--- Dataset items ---
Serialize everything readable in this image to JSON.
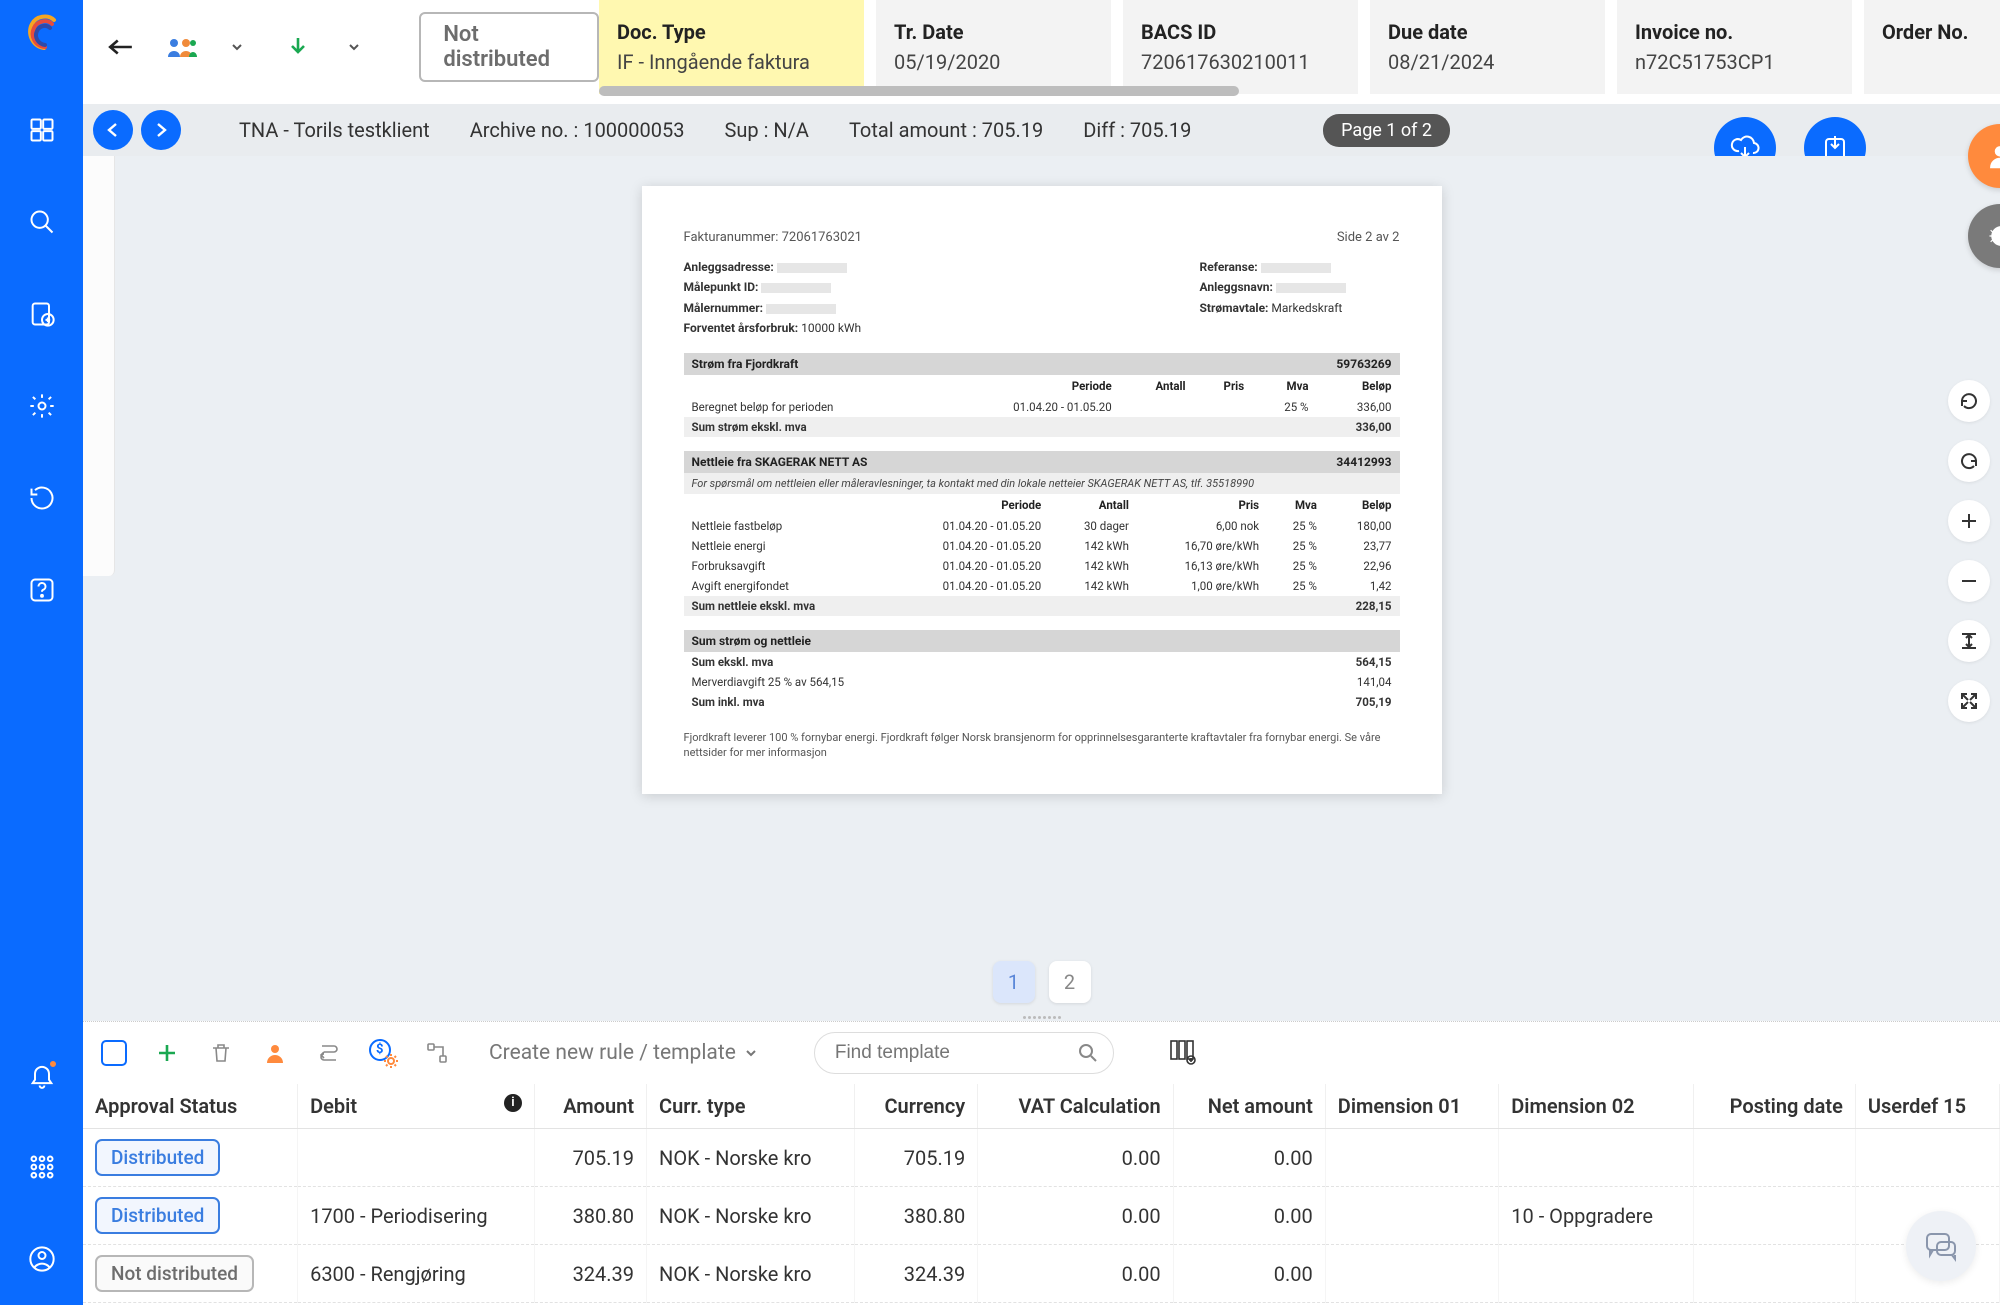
{
  "sidebar": {
    "items": [
      "dashboard",
      "search",
      "documents",
      "settings",
      "refresh",
      "help"
    ],
    "bottom": [
      "bell",
      "apps",
      "user"
    ]
  },
  "topstrip": {
    "status_chip": "Not distributed",
    "fields": [
      {
        "label": "Doc. Type",
        "value": "IF - Inngående faktura"
      },
      {
        "label": "Tr. Date",
        "value": "05/19/2020"
      },
      {
        "label": "BACS ID",
        "value": "720617630210011"
      },
      {
        "label": "Due date",
        "value": "08/21/2024"
      },
      {
        "label": "Invoice no.",
        "value": "n72C51753CP1"
      },
      {
        "label": "Order No.",
        "value": ""
      }
    ]
  },
  "metabar": {
    "client": "TNA - Torils testklient",
    "archive": "Archive no. : 100000053",
    "sup": "Sup : N/A",
    "total": "Total amount : 705.19",
    "diff": "Diff : 705.19",
    "page_pill": "Page 1 of 2"
  },
  "document": {
    "invoice_no_label": "Fakturanummer: 72061763021",
    "page_label": "Side 2 av 2",
    "meta_left": [
      {
        "k": "Anleggsadresse:",
        "v": ""
      },
      {
        "k": "Målepunkt ID:",
        "v": ""
      },
      {
        "k": "Målernummer:",
        "v": ""
      },
      {
        "k": "Forventet årsforbruk:",
        "v": "10000 kWh"
      }
    ],
    "meta_right": [
      {
        "k": "Referanse:",
        "v": ""
      },
      {
        "k": "Anleggsnavn:",
        "v": ""
      },
      {
        "k": "Strømavtale:",
        "v": "Markedskraft"
      }
    ],
    "sec1": {
      "title": "Strøm fra Fjordkraft",
      "right": "59763269",
      "headers": [
        "",
        "Periode",
        "Antall",
        "Pris",
        "Mva",
        "Beløp"
      ],
      "rows": [
        [
          "Beregnet beløp for perioden",
          "01.04.20 - 01.05.20",
          "",
          "",
          "25 %",
          "336,00"
        ]
      ],
      "total": [
        "Sum strøm ekskl. mva",
        "",
        "",
        "",
        "",
        "336,00"
      ]
    },
    "sec2": {
      "title": "Nettleie fra SKAGERAK NETT AS",
      "right": "34412993",
      "note": "For spørsmål om nettleien eller måleravlesninger, ta kontakt med din lokale netteier SKAGERAK NETT AS, tlf. 35518990",
      "headers": [
        "",
        "Periode",
        "Antall",
        "Pris",
        "Mva",
        "Beløp"
      ],
      "rows": [
        [
          "Nettleie fastbeløp",
          "01.04.20 - 01.05.20",
          "30 dager",
          "6,00 nok",
          "25 %",
          "180,00"
        ],
        [
          "Nettleie energi",
          "01.04.20 - 01.05.20",
          "142 kWh",
          "16,70 øre/kWh",
          "25 %",
          "23,77"
        ],
        [
          "Forbruksavgift",
          "01.04.20 - 01.05.20",
          "142 kWh",
          "16,13 øre/kWh",
          "25 %",
          "22,96"
        ],
        [
          "Avgift energifondet",
          "01.04.20 - 01.05.20",
          "142 kWh",
          "1,00 øre/kWh",
          "25 %",
          "1,42"
        ]
      ],
      "total": [
        "Sum nettleie ekskl. mva",
        "",
        "",
        "",
        "",
        "228,15"
      ]
    },
    "sec3": {
      "title": "Sum strøm og nettleie",
      "rows": [
        [
          "Sum ekskl. mva",
          "564,15"
        ],
        [
          "Merverdiavgift 25 % av 564,15",
          "141,04"
        ],
        [
          "Sum inkl. mva",
          "705,19"
        ]
      ]
    },
    "footer": "Fjordkraft leverer 100 % fornybar energi. Fjordkraft følger Norsk bransjenorm for opprinnelsesgaranterte kraftavtaler fra fornybar energi. Se våre nettsider for mer informasjon"
  },
  "pages": {
    "current": "1",
    "other": "2"
  },
  "grid_toolbar": {
    "rule_link": "Create new rule / template",
    "find_placeholder": "Find template"
  },
  "grid": {
    "columns": [
      "Approval Status",
      "Debit",
      "Amount",
      "Curr. type",
      "Currency",
      "VAT Calculation",
      "Net amount",
      "Dimension 01",
      "Dimension 02",
      "Posting date",
      "Userdef 15"
    ],
    "rows": [
      {
        "status": "Distributed",
        "status_kind": "dist",
        "debit": "",
        "amount": "705.19",
        "curr_type": "NOK - Norske kro",
        "currency": "705.19",
        "vat": "0.00",
        "net": "0.00",
        "dim1": "",
        "dim2": "",
        "posting": "",
        "u15": ""
      },
      {
        "status": "Distributed",
        "status_kind": "dist",
        "debit": "1700 - Periodisering",
        "amount": "380.80",
        "curr_type": "NOK - Norske kro",
        "currency": "380.80",
        "vat": "0.00",
        "net": "0.00",
        "dim1": "",
        "dim2": "10 - Oppgradere",
        "posting": "",
        "u15": ""
      },
      {
        "status": "Not distributed",
        "status_kind": "notdist",
        "debit": "6300 - Rengjøring",
        "amount": "324.39",
        "curr_type": "NOK - Norske kro",
        "currency": "324.39",
        "vat": "0.00",
        "net": "0.00",
        "dim1": "",
        "dim2": "",
        "posting": "",
        "u15": ""
      }
    ]
  }
}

--- THE PROBLEM ---
Pick out and copy the lines of the material that include the word "SKAGERAK".

--- FULL SOLUTION ---
      "title": "Nettleie fra SKAGERAK NETT AS",
      "note": "For spørsmål om nettleien eller måleravlesninger, ta kontakt med din lokale netteier SKAGERAK NETT AS, tlf. 35518990",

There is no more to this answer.